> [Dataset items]
■ ■ ■ ■ ■

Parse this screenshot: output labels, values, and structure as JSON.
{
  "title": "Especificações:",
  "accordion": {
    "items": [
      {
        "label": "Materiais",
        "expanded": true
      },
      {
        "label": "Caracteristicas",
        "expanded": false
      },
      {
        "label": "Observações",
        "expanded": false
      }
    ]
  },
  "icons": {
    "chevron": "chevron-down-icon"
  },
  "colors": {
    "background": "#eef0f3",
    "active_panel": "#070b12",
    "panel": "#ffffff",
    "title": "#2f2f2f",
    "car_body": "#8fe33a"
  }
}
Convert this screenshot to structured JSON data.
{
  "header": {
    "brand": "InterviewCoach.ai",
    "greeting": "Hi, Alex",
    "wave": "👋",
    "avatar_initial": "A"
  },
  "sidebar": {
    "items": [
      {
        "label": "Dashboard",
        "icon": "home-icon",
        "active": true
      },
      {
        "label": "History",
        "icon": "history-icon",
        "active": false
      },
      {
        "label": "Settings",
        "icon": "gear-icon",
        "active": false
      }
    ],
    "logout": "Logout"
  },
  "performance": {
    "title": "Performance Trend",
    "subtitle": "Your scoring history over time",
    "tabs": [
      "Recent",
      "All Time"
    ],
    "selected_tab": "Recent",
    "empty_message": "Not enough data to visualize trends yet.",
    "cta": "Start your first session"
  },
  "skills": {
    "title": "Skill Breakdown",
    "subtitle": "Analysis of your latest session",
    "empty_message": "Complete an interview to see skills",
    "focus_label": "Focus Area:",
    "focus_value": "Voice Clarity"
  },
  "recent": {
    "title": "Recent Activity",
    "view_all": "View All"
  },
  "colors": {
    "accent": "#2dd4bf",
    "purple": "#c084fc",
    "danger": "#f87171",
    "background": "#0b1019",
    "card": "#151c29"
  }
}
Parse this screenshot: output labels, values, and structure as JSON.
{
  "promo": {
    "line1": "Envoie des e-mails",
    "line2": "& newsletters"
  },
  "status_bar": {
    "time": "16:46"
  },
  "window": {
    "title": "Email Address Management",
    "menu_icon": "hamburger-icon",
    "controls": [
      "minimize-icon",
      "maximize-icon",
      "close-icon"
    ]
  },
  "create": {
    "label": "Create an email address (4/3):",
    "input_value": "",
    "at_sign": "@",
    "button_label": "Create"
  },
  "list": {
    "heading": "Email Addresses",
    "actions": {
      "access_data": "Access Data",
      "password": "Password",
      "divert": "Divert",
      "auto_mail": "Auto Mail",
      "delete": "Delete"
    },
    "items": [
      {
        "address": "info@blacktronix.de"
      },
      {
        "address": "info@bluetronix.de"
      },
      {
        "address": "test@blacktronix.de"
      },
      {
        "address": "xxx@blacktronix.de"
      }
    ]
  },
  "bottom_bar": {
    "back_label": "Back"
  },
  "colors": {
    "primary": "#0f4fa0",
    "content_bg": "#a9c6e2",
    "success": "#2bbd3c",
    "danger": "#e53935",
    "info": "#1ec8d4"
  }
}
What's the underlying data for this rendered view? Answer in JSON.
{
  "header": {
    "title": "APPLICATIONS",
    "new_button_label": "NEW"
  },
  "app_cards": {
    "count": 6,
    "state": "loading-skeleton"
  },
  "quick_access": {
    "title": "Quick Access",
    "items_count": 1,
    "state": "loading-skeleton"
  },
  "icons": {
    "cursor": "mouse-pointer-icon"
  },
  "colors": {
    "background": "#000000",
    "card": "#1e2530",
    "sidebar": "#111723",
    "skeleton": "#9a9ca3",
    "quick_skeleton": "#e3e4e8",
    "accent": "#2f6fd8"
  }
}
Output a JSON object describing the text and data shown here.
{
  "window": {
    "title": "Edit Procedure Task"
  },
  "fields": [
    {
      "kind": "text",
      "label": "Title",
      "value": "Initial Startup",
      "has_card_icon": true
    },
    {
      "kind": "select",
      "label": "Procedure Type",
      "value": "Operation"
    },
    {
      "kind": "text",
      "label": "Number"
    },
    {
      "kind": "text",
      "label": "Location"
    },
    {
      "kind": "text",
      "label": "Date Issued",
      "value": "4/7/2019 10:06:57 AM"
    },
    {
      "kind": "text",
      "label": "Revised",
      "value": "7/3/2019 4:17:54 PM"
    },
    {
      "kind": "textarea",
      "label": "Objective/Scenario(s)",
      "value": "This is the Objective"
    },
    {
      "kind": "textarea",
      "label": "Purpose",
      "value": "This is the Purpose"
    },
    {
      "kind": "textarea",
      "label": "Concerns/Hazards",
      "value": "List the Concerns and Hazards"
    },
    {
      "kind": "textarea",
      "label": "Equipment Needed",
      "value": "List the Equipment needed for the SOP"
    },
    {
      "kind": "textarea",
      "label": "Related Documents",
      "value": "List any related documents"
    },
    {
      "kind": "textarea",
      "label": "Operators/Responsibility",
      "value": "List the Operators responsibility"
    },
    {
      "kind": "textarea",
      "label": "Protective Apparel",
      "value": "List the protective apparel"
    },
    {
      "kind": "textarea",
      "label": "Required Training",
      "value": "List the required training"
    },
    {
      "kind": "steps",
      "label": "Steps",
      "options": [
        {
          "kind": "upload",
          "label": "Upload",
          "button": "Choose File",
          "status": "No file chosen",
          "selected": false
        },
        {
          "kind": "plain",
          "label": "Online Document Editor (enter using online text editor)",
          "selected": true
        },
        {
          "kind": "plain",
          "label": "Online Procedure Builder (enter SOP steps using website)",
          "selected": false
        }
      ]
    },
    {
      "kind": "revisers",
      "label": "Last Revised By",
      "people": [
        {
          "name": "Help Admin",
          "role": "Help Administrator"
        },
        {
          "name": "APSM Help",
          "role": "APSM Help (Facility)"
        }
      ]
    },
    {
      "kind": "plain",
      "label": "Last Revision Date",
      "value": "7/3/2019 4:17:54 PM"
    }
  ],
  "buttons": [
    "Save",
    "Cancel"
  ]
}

■ ■ ■ ■ ■

> [Stated task] Copy the records above exactly as they appear.

> [Final result]
Parse this screenshot: output labels, values, and structure as JSON.
{
  "title": "Especificações:",
  "accordion": {
    "items": [
      {
        "label": "Materiais",
        "expanded": true
      },
      {
        "label": "Caracteristicas",
        "expanded": false
      },
      {
        "label": "Observações",
        "expanded": false
      }
    ]
  },
  "icons": {
    "chevron": "chevron-down-icon"
  },
  "colors": {
    "background": "#eef0f3",
    "active_panel": "#070b12",
    "panel": "#ffffff",
    "title": "#2f2f2f",
    "car_body": "#8fe33a"
  }
}
Convert this screenshot to structured JSON data.
{
  "header": {
    "brand": "InterviewCoach.ai",
    "greeting": "Hi, Alex",
    "wave": "👋",
    "avatar_initial": "A"
  },
  "sidebar": {
    "items": [
      {
        "label": "Dashboard",
        "icon": "home-icon",
        "active": true
      },
      {
        "label": "History",
        "icon": "history-icon",
        "active": false
      },
      {
        "label": "Settings",
        "icon": "gear-icon",
        "active": false
      }
    ],
    "logout": "Logout"
  },
  "performance": {
    "title": "Performance Trend",
    "subtitle": "Your scoring history over time",
    "tabs": [
      "Recent",
      "All Time"
    ],
    "selected_tab": "Recent",
    "empty_message": "Not enough data to visualize trends yet.",
    "cta": "Start your first session"
  },
  "skills": {
    "title": "Skill Breakdown",
    "subtitle": "Analysis of your latest session",
    "empty_message": "Complete an interview to see skills",
    "focus_label": "Focus Area:",
    "focus_value": "Voice Clarity"
  },
  "recent": {
    "title": "Recent Activity",
    "view_all": "View All"
  },
  "colors": {
    "accent": "#2dd4bf",
    "purple": "#c084fc",
    "danger": "#f87171",
    "background": "#0b1019",
    "card": "#151c29"
  }
}
Parse this screenshot: output labels, values, and structure as JSON.
{
  "promo": {
    "line1": "Envoie des e-mails",
    "line2": "& newsletters"
  },
  "status_bar": {
    "time": "16:46"
  },
  "window": {
    "title": "Email Address Management",
    "menu_icon": "hamburger-icon",
    "controls": [
      "minimize-icon",
      "maximize-icon",
      "close-icon"
    ]
  },
  "create": {
    "label": "Create an email address (4/3):",
    "input_value": "",
    "at_sign": "@",
    "button_label": "Create"
  },
  "list": {
    "heading": "Email Addresses",
    "actions": {
      "access_data": "Access Data",
      "password": "Password",
      "divert": "Divert",
      "auto_mail": "Auto Mail",
      "delete": "Delete"
    },
    "items": [
      {
        "address": "info@blacktronix.de"
      },
      {
        "address": "info@bluetronix.de"
      },
      {
        "address": "test@blacktronix.de"
      },
      {
        "address": "xxx@blacktronix.de"
      }
    ]
  },
  "bottom_bar": {
    "back_label": "Back"
  },
  "colors": {
    "primary": "#0f4fa0",
    "content_bg": "#a9c6e2",
    "success": "#2bbd3c",
    "danger": "#e53935",
    "info": "#1ec8d4"
  }
}
What's the underlying data for this rendered view? Answer in JSON.
{
  "header": {
    "title": "APPLICATIONS",
    "new_button_label": "NEW"
  },
  "app_cards": {
    "count": 6,
    "state": "loading-skeleton"
  },
  "quick_access": {
    "title": "Quick Access",
    "items_count": 1,
    "state": "loading-skeleton"
  },
  "icons": {
    "cursor": "mouse-pointer-icon"
  },
  "colors": {
    "background": "#000000",
    "card": "#1e2530",
    "sidebar": "#111723",
    "skeleton": "#9a9ca3",
    "quick_skeleton": "#e3e4e8",
    "accent": "#2f6fd8"
  }
}
Output a JSON object describing the text and data shown here.
{
  "window": {
    "title": "Edit Procedure Task"
  },
  "fields": [
    {
      "kind": "text",
      "label": "Title",
      "value": "Initial Startup",
      "has_card_icon": true
    },
    {
      "kind": "select",
      "label": "Procedure Type",
      "value": "Operation"
    },
    {
      "kind": "text",
      "label": "Number"
    },
    {
      "kind": "text",
      "label": "Location"
    },
    {
      "kind": "text",
      "label": "Date Issued",
      "value": "4/7/2019 10:06:57 AM"
    },
    {
      "kind": "text",
      "label": "Revised",
      "value": "7/3/2019 4:17:54 PM"
    },
    {
      "kind": "textarea",
      "label": "Objective/Scenario(s)",
      "value": "This is the Objective"
    },
    {
      "kind": "textarea",
      "label": "Purpose",
      "value": "This is the Purpose"
    },
    {
      "kind": "textarea",
      "label": "Concerns/Hazards",
      "value": "List the Concerns and Hazards"
    },
    {
      "kind": "textarea",
      "label": "Equipment Needed",
      "value": "List the Equipment needed for the SOP"
    },
    {
      "kind": "textarea",
      "label": "Related Documents",
      "value": "List any related documents"
    },
    {
      "kind": "textarea",
      "label": "Operators/Responsibility",
      "value": "List the Operators responsibility"
    },
    {
      "kind": "textarea",
      "label": "Protective Apparel",
      "value": "List the protective apparel"
    },
    {
      "kind": "textarea",
      "label": "Required Training",
      "value": "List the required training"
    },
    {
      "kind": "steps",
      "label": "Steps",
      "options": [
        {
          "kind": "upload",
          "label": "Upload",
          "button": "Choose File",
          "status": "No file chosen",
          "selected": false
        },
        {
          "kind": "plain",
          "label": "Online Document Editor (enter using online text editor)",
          "selected": true
        },
        {
          "kind": "plain",
          "label": "Online Procedure Builder (enter SOP steps using website)",
          "selected": false
        }
      ]
    },
    {
      "kind": "revisers",
      "label": "Last Revised By",
      "people": [
        {
          "name": "Help Admin",
          "role": "Help Administrator"
        },
        {
          "name": "APSM Help",
          "role": "APSM Help (Facility)"
        }
      ]
    },
    {
      "kind": "plain",
      "label": "Last Revision Date",
      "value": "7/3/2019 4:17:54 PM"
    }
  ],
  "buttons": [
    "Save",
    "Cancel"
  ]
}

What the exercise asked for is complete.